▶ **Stated problem**: All of the records below must be output exactly, with no pictures carried over.

▶ **Extracted entries**:
◇ ◇ ◇ ◇ ◇ ◇ ◇
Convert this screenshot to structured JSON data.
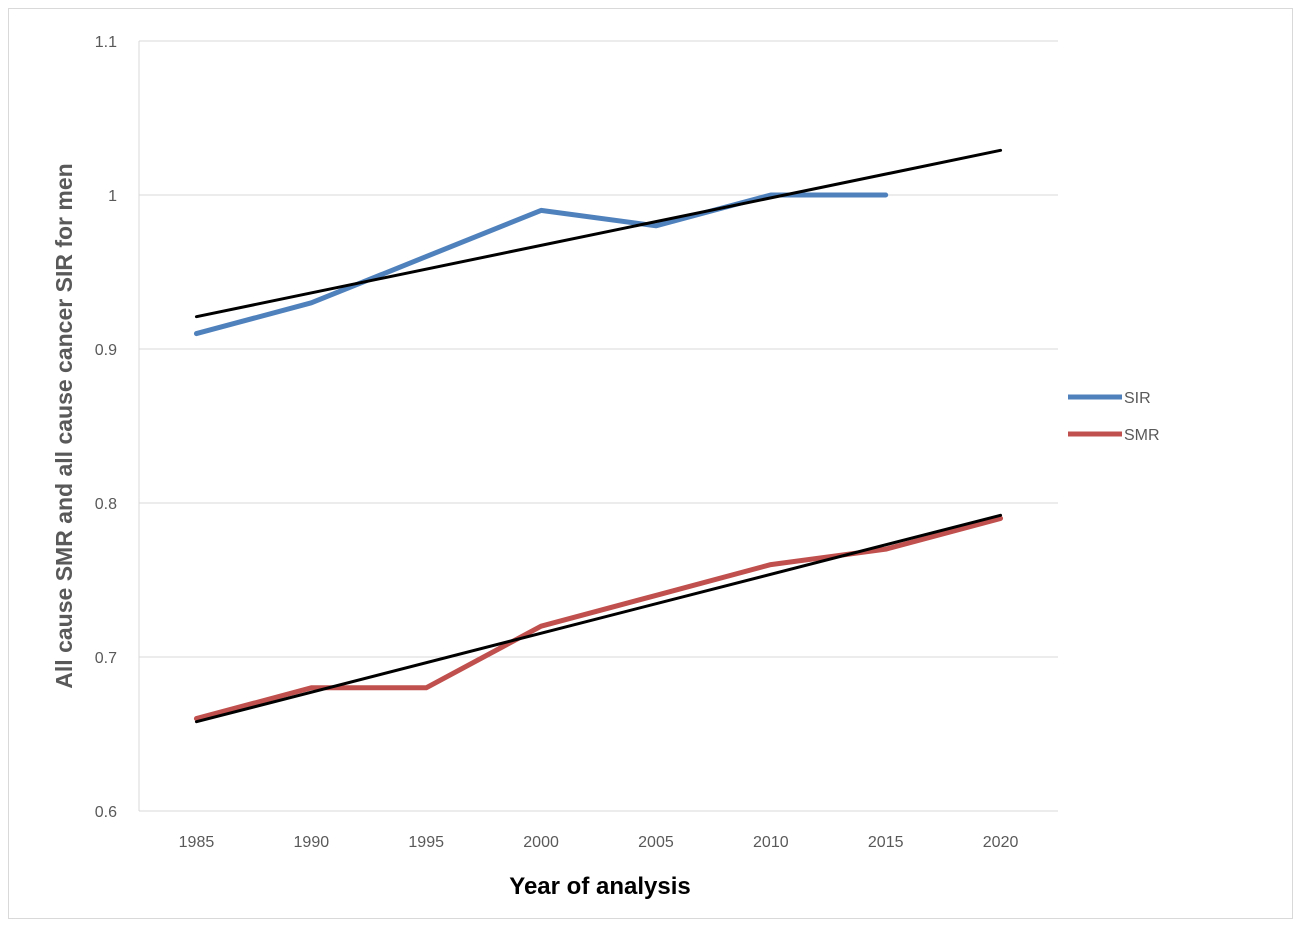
{
  "chart_data": {
    "type": "line",
    "title": "",
    "xlabel": "Year of analysis",
    "ylabel": "All cause SMR and all  cause cancer SIR for men",
    "categories": [
      "1985",
      "1990",
      "1995",
      "2000",
      "2005",
      "2010",
      "2015",
      "2020"
    ],
    "ylim": [
      0.6,
      1.1
    ],
    "yticks": [
      "0.6",
      "0.7",
      "0.8",
      "0.9",
      "1",
      "1.1"
    ],
    "grid": "horizontal",
    "legend_position": "right",
    "series": [
      {
        "name": "SIR",
        "color": "#4f81bd",
        "values": [
          0.91,
          0.93,
          0.96,
          0.99,
          0.98,
          1.0,
          1.0,
          null
        ]
      },
      {
        "name": "SMR",
        "color": "#c0504d",
        "values": [
          0.66,
          0.68,
          0.68,
          0.72,
          0.74,
          0.76,
          0.77,
          0.79
        ]
      }
    ],
    "trendlines": [
      {
        "of": "SIR",
        "color": "#000000",
        "start": 0.921,
        "end": 1.029
      },
      {
        "of": "SMR",
        "color": "#000000",
        "start": 0.658,
        "end": 0.792
      }
    ]
  }
}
◇ ◇ ◇ ◇ ◇ ◇ ◇
▶ **Problem solution**:
Convert this screenshot to structured JSON data.
{
  "chart_data": {
    "type": "line",
    "title": "",
    "xlabel": "Year of analysis",
    "ylabel": "All cause SMR and all  cause cancer SIR for men",
    "categories": [
      "1985",
      "1990",
      "1995",
      "2000",
      "2005",
      "2010",
      "2015",
      "2020"
    ],
    "ylim": [
      0.6,
      1.1
    ],
    "yticks": [
      "0.6",
      "0.7",
      "0.8",
      "0.9",
      "1",
      "1.1"
    ],
    "grid": "horizontal",
    "legend_position": "right",
    "series": [
      {
        "name": "SIR",
        "color": "#4f81bd",
        "values": [
          0.91,
          0.93,
          0.96,
          0.99,
          0.98,
          1.0,
          1.0,
          null
        ]
      },
      {
        "name": "SMR",
        "color": "#c0504d",
        "values": [
          0.66,
          0.68,
          0.68,
          0.72,
          0.74,
          0.76,
          0.77,
          0.79
        ]
      }
    ],
    "trendlines": [
      {
        "of": "SIR",
        "color": "#000000",
        "start": 0.921,
        "end": 1.029
      },
      {
        "of": "SMR",
        "color": "#000000",
        "start": 0.658,
        "end": 0.792
      }
    ]
  }
}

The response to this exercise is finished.